Records from a dataset:

** Begin **

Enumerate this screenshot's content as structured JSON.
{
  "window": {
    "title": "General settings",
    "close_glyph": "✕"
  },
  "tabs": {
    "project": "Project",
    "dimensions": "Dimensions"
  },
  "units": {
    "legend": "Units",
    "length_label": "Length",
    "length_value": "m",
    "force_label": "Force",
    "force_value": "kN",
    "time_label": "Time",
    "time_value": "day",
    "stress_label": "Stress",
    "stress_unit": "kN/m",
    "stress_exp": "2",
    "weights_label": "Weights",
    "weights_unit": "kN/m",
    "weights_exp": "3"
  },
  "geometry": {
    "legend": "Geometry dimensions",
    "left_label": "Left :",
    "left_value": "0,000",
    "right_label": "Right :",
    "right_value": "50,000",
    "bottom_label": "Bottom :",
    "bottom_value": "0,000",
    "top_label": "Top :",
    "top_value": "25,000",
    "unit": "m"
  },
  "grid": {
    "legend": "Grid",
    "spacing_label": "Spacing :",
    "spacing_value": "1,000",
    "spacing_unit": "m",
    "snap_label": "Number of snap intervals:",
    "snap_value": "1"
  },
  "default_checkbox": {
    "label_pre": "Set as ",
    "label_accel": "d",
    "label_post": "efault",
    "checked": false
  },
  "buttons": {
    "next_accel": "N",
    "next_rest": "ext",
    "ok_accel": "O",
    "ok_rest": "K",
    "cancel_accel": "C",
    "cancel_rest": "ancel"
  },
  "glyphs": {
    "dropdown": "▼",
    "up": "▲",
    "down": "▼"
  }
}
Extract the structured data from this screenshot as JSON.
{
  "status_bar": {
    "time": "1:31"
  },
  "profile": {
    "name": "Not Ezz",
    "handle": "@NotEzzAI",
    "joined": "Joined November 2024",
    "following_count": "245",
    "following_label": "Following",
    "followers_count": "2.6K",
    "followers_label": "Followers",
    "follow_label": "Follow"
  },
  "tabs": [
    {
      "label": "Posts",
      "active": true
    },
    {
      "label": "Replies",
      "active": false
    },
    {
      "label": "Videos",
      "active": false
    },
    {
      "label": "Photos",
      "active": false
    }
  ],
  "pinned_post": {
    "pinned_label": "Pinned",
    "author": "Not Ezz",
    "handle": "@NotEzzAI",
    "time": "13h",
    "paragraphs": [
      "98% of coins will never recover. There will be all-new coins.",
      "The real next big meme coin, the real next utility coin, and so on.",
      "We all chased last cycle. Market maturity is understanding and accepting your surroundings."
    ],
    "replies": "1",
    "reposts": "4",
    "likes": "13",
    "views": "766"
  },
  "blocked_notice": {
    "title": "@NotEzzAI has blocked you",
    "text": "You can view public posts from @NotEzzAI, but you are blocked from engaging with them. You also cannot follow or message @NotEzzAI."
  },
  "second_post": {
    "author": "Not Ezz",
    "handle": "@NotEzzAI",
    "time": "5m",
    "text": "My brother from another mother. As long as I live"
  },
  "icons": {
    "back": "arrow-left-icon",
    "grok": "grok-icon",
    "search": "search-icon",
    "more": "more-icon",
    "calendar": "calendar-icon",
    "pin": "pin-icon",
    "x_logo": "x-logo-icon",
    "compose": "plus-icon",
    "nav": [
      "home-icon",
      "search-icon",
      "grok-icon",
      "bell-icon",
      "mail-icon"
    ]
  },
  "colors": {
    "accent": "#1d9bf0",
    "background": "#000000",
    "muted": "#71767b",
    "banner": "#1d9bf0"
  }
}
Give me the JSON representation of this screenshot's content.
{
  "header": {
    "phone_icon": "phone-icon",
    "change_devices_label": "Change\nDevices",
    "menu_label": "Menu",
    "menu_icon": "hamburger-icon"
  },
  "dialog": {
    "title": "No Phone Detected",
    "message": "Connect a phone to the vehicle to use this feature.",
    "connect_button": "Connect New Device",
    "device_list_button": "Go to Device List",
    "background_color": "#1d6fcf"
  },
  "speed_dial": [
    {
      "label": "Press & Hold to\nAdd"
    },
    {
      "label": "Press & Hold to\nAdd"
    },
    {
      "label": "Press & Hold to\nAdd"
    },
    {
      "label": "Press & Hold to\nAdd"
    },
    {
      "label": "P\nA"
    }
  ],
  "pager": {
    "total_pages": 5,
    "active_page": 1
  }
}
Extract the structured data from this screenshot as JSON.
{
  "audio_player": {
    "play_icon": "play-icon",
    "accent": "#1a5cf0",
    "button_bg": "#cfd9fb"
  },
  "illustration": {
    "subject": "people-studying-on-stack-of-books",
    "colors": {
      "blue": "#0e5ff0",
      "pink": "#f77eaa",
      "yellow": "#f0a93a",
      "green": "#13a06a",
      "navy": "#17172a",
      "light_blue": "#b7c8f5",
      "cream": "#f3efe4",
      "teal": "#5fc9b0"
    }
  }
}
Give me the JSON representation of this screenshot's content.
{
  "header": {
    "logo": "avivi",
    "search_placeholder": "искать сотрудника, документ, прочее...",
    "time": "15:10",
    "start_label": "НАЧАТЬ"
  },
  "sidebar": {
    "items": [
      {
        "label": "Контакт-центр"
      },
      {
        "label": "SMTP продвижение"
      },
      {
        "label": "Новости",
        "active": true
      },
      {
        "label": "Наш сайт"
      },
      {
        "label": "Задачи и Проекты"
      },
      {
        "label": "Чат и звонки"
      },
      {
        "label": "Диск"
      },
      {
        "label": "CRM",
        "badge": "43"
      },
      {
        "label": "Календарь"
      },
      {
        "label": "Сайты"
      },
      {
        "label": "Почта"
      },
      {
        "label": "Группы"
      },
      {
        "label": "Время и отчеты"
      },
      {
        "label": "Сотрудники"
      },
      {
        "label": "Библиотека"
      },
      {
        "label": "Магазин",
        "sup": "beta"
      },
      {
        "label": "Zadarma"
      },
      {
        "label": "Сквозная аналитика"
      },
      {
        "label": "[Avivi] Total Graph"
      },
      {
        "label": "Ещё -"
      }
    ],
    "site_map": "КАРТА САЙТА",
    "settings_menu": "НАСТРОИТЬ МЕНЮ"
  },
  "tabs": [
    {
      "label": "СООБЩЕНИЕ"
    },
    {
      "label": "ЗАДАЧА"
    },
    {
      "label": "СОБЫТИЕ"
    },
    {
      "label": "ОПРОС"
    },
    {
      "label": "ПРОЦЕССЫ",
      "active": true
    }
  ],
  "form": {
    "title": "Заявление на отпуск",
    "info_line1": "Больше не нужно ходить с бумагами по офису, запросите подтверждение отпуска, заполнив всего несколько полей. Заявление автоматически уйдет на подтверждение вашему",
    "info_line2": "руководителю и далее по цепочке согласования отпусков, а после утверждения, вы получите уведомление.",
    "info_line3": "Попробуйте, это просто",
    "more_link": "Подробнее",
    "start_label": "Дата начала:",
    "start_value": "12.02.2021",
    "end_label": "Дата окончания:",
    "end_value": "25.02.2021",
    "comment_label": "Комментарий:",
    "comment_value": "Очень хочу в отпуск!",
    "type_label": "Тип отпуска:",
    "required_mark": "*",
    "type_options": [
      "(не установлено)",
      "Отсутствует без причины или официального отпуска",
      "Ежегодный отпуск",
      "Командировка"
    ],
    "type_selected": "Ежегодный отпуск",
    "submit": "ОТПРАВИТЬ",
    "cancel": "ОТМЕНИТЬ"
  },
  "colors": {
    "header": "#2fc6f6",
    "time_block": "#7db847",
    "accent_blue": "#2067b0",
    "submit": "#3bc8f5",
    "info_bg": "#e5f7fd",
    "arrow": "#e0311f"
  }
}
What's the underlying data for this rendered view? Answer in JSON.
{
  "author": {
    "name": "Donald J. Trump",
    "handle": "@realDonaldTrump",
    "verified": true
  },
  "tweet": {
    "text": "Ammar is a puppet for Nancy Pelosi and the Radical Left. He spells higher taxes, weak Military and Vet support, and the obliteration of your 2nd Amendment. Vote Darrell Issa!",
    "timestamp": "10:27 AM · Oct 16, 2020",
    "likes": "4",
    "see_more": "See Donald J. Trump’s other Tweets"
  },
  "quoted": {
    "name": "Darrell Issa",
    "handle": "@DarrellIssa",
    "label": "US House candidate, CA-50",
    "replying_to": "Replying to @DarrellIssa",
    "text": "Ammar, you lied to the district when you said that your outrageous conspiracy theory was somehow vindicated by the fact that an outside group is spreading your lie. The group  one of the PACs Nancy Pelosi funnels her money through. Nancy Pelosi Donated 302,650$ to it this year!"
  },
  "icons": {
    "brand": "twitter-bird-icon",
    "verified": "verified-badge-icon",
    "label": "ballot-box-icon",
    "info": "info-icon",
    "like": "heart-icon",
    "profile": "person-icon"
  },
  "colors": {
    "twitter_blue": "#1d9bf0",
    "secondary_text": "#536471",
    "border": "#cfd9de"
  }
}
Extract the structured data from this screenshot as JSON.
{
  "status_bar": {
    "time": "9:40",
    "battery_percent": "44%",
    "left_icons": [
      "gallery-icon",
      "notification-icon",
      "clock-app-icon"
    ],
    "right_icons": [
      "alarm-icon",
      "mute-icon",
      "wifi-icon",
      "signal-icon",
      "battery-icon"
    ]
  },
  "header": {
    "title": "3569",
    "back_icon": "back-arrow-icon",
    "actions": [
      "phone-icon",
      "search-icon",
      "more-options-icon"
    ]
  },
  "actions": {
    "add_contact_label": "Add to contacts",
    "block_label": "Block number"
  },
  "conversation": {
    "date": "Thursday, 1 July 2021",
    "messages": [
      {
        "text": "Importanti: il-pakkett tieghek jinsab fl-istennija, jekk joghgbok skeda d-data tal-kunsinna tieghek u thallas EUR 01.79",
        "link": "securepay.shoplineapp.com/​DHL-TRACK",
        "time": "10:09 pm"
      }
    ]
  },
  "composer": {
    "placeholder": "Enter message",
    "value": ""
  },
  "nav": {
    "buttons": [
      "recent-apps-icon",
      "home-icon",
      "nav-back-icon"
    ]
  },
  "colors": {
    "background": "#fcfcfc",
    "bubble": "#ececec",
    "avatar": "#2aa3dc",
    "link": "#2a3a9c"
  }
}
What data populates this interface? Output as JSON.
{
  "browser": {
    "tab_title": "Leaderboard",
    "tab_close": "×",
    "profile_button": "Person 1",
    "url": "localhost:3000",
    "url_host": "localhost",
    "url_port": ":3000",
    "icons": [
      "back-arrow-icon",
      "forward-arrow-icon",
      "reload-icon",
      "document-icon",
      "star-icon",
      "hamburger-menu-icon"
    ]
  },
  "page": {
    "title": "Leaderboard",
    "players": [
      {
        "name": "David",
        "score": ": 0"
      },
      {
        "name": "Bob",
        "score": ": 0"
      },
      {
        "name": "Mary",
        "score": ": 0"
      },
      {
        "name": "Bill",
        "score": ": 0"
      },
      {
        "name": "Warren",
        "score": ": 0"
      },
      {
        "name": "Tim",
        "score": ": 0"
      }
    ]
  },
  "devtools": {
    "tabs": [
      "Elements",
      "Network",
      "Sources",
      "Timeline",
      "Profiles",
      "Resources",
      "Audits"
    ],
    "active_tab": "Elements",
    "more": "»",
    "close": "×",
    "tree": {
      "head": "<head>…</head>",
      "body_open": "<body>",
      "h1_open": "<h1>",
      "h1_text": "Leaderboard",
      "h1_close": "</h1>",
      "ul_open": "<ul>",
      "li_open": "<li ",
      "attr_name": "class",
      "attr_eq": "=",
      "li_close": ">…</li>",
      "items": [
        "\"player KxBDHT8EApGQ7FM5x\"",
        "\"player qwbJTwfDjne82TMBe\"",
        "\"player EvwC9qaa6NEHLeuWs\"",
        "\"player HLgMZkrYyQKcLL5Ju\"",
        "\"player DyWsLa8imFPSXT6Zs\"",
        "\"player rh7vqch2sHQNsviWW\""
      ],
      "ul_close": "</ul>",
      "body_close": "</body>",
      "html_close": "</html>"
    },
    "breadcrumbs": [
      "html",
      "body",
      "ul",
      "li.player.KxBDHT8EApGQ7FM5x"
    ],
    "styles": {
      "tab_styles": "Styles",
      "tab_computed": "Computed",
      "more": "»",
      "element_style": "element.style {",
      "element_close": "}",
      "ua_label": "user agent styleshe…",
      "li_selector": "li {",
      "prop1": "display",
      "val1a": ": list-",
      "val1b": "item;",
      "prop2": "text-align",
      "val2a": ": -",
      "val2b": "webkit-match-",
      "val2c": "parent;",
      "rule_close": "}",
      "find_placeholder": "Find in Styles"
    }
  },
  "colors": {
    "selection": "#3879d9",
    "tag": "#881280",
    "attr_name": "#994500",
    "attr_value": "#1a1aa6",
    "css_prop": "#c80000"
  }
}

** End **

● Aim
Pull out all lines from the listing that contain the string "dimensions".

● Output
    "dimensions": "Dimensions"
    "legend": "Geometry dimensions",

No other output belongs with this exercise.